#### Data supplied:
•••
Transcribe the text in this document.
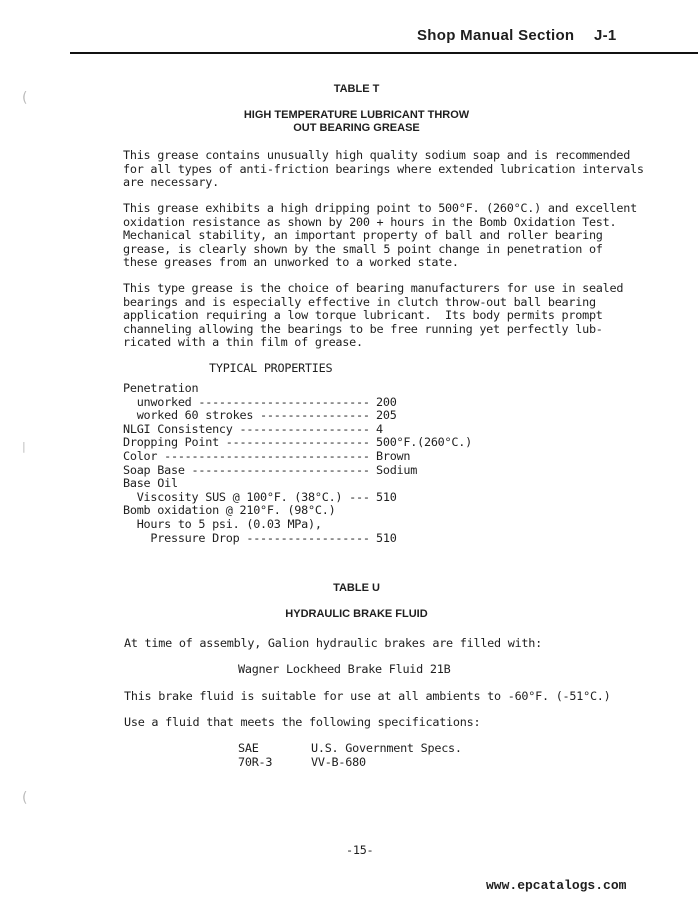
Shop Manual Section J-1
(
|
(
TABLE T
HIGH TEMPERATURE LUBRICANT THROW
OUT BEARING GREASE
This grease contains unusually high quality sodium soap and is recommended
for all types of anti-friction bearings where extended lubrication intervals
are necessary.
This grease exhibits a high dripping point to 500°F. (260°C.) and excellent
oxidation resistance as shown by 200 + hours in the Bomb Oxidation Test.
Mechanical stability, an important property of ball and roller bearing
grease, is clearly shown by the small 5 point change in penetration of
these greases from an unworked to a worked state.
This type grease is the choice of bearing manufacturers for use in sealed
bearings and is especially effective in clutch throw-out ball bearing
application requiring a low torque lubricant.  Its body permits prompt
channeling allowing the bearings to be free running yet perfectly lub-
ricated with a thin film of grease.
TYPICAL PROPERTIES
Penetration
unworked ------------------------- 200
worked 60 strokes ---------------- 205
NLGI Consistency ------------------- 4
Dropping Point --------------------- 500°F.(260°C.)
Color ------------------------------ Brown
Soap Base -------------------------- Sodium
Base Oil
Viscosity SUS @ 100°F. (38°C.) --- 510
Bomb oxidation @ 210°F. (98°C.)
Hours to 5 psi. (0.03 MPa),
Pressure Drop ------------------ 510
TABLE U
HYDRAULIC BRAKE FLUID
At time of assembly, Galion hydraulic brakes are filled with:
Wagner Lockheed Brake Fluid 21B
This brake fluid is suitable for use at all ambients to -60°F. (-51°C.)
Use a fluid that meets the following specifications:
SAE	U.S. Government Specs.
70R-3	VV-B-680
-15-
www.epcatalogs.com
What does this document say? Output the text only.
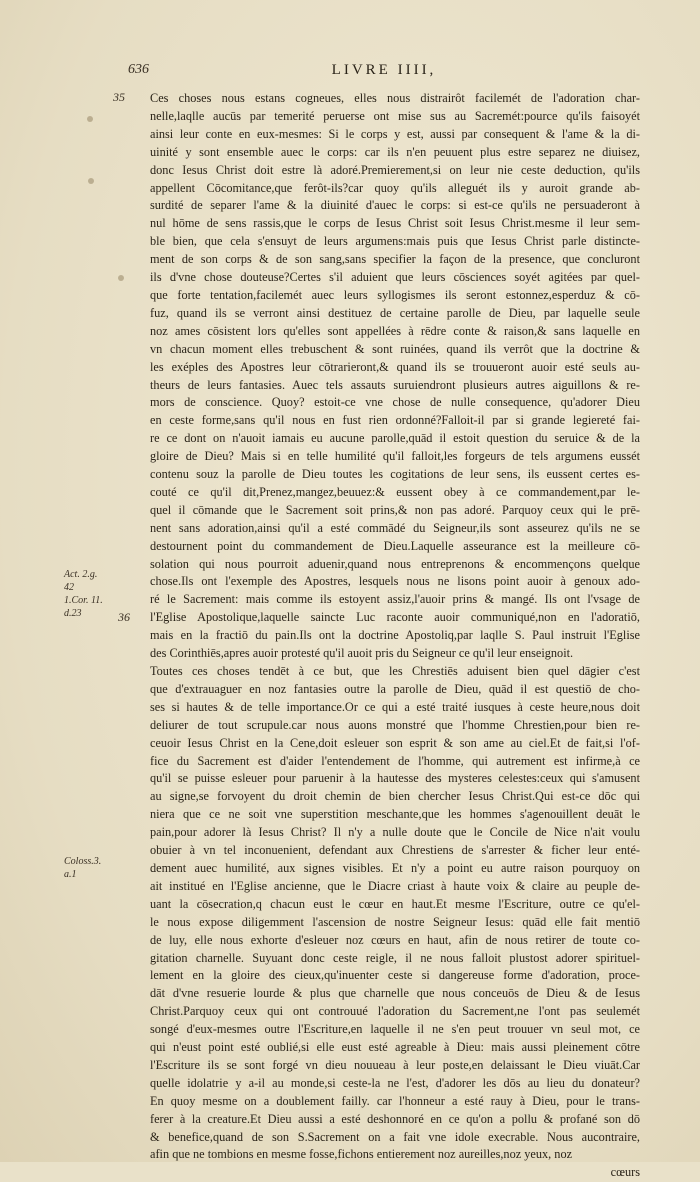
636	LIVRE IIII,
35
36
Act. 2.g.
42
1.Cor. 11.
d.23
Coloss.3.
a.1

Ces choses nous estans cogneues, elles nous distrairôt facilemét de l'adoration char-
nelle,laqlle aucūs par temerité peruerse ont mise sus au Sacremét:pource qu'ils faisoyét
ainsi leur conte en eux-mesmes: Si le corps y est, aussi par consequent & l'ame & la di-
uinité y sont ensemble auec le corps: car ils n'en peuuent plus estre separez ne diuisez,
donc Iesus Christ doit estre là adoré.Premierement,si on leur nie ceste deduction, qu'ils
appellent Cōcomitance,que ferôt-ils?car quoy qu'ils alleguét ils y auroit grande ab-
surdité de separer l'ame & la diuinité d'auec le corps: si est-ce qu'ils ne persuaderont à
nul hōme de sens rassis,que le corps de Iesus Christ soit Iesus Christ.mesme il leur sem-
ble bien, que cela s'ensuyt de leurs argumens:mais puis que Iesus Christ parle distincte-
ment de son corps & de son sang,sans specifier la façon de la presence, que concluront
ils d'vne chose douteuse?Certes s'il aduient que leurs cōsciences soyét agitées par quel-
que forte tentation,facilemét auec leurs syllogismes ils seront estonnez,esperduz & cō-
fuz, quand ils se verront ainsi destituez de certaine parolle de Dieu, par laquelle seule
noz ames cōsistent lors qu'elles sont appellées à rēdre conte & raison,& sans laquelle en
vn chacun moment elles trebuschent & sont ruinées, quand ils verrôt que la doctrine &
les exéples des Apostres leur cōtrarieront,& quand ils se trouueront auoir esté seuls au-
theurs de leurs fantasies. Auec tels assauts suruiendront plusieurs autres aiguillons & re-
mors de conscience. Quoy? estoit-ce vne chose de nulle consequence, qu'adorer Dieu
en ceste forme,sans qu'il nous en fust rien ordonné?Falloit-il par si grande legiereté fai-
re ce dont on n'auoit iamais eu aucune parolle,quād il estoit question du seruice & de la
gloire de Dieu? Mais si en telle humilité qu'il falloit,les forgeurs de tels argumens eussét
contenu souz la parolle de Dieu toutes les cogitations de leur sens, ils eussent certes es-
couté ce qu'il dit,Prenez,mangez,beuuez:& eussent obey à ce commandement,par le-
quel il cōmande que le Sacrement soit prins,& non pas adoré. Parquoy ceux qui le prē-
nent sans adoration,ainsi qu'il a esté commādé du Seigneur,ils sont asseurez qu'ils ne se
destournent point du commandement de Dieu.Laquelle asseurance est la meilleure cō-
solation qui nous pourroit aduenir,quand nous entreprenons & encommençons quelque
chose.Ils ont l'exemple des Apostres, lesquels nous ne lisons point auoir à genoux ado-
ré le Sacrement: mais comme ils estoyent assiz,l'auoir prins & mangé. Ils ont l'vsage de
l'Eglise Apostolique,laquelle saincte Luc raconte auoir communiqué,non en l'adoratiō,
mais en la fractiō du pain.Ils ont la doctrine Apostoliq,par laqlle S. Paul instruit l'Eglise
des Corinthiēs,apres auoir protesté qu'il auoit pris du Seigneur ce qu'il leur enseignoit.

Toutes ces choses tendēt à ce but, que les Chrestiēs aduisent bien quel dāgier c'est
que d'extrauaguer en noz fantasies outre la parolle de Dieu, quād il est questiō de cho-
ses si hautes & de telle importance.Or ce qui a esté traité iusques à ceste heure,nous doit
deliurer de tout scrupule.car nous auons monstré que l'homme Chrestien,pour bien re-
ceuoir Iesus Christ en la Cene,doit esleuer son esprit & son ame au ciel.Et de fait,si l'of-
fice du Sacrement est d'aider l'entendement de l'homme, qui autrement est infirme,à ce
qu'il se puisse esleuer pour paruenir à la hautesse des mysteres celestes:ceux qui s'amusent
au signe,se forvoyent du droit chemin de bien chercher Iesus Christ.Qui est-ce dōc qui
niera que ce ne soit vne superstition meschante,que les hommes s'agenouillent deuāt le
pain,pour adorer là Iesus Christ? Il n'y a nulle doute que le Concile de Nice n'ait voulu
obuier à vn tel inconuenient, defendant aux Chrestiens de s'arrester & ficher leur enté-
dement auec humilité, aux signes visibles. Et n'y a point eu autre raison pourquoy on
ait institué en l'Eglise ancienne, que le Diacre criast à haute voix & claire au peuple de-
uant la cōsecration,q chacun eust le cœur en haut.Et mesme l'Escriture, outre ce qu'el-
le nous expose diligemment l'ascension de nostre Seigneur Iesus: quād elle fait mentiō
de luy, elle nous exhorte d'esleuer noz cœurs en haut, afin de nous retirer de toute co-
gitation charnelle. Suyuant donc ceste reigle, il ne nous falloit plustost adorer spirituel-
lement en la gloire des cieux,qu'inuenter ceste si dangereuse forme d'adoration, proce-
dāt d'vne resuerie lourde & plus que charnelle que nous conceuōs de Dieu & de Iesus
Christ.Parquoy ceux qui ont controuué l'adoration du Sacrement,ne l'ont pas seulemét
songé d'eux-mesmes outre l'Escriture,en laquelle il ne s'en peut trouuer vn seul mot, ce
qui n'eust point esté oublié,si elle eust esté agreable à Dieu: mais aussi pleinement cōtre
l'Escriture ils se sont forgé vn dieu nouueau à leur poste,en delaissant le Dieu viuāt.Car
quelle idolatrie y a-il au monde,si ceste-la ne l'est, d'adorer les dōs au lieu du donateur?
En quoy mesme on a doublement failly. car l'honneur a esté rauy à Dieu, pour le trans-
ferer à la creature.Et Dieu aussi a esté deshonnoré en ce qu'on a pollu & profané son dō
& benefice,quand de son S.Sacrement on a fait vne idole execrable. Nous aucontraire,
afin que ne tombions en mesme fosse,fichons entierement noz aureilles,noz yeux, noz

cœurs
•••
#### Problem to work on:
In the listing above, locate each line with "eust" and copy it.

#### Result of this task:
uant la cōsecration,q chacun eust le cœur en haut.Et mesme l'Escriture, outre ce qu'el-
qui n'eust point esté oublié,si elle eust esté agreable à Dieu: mais aussi pleinement cōtre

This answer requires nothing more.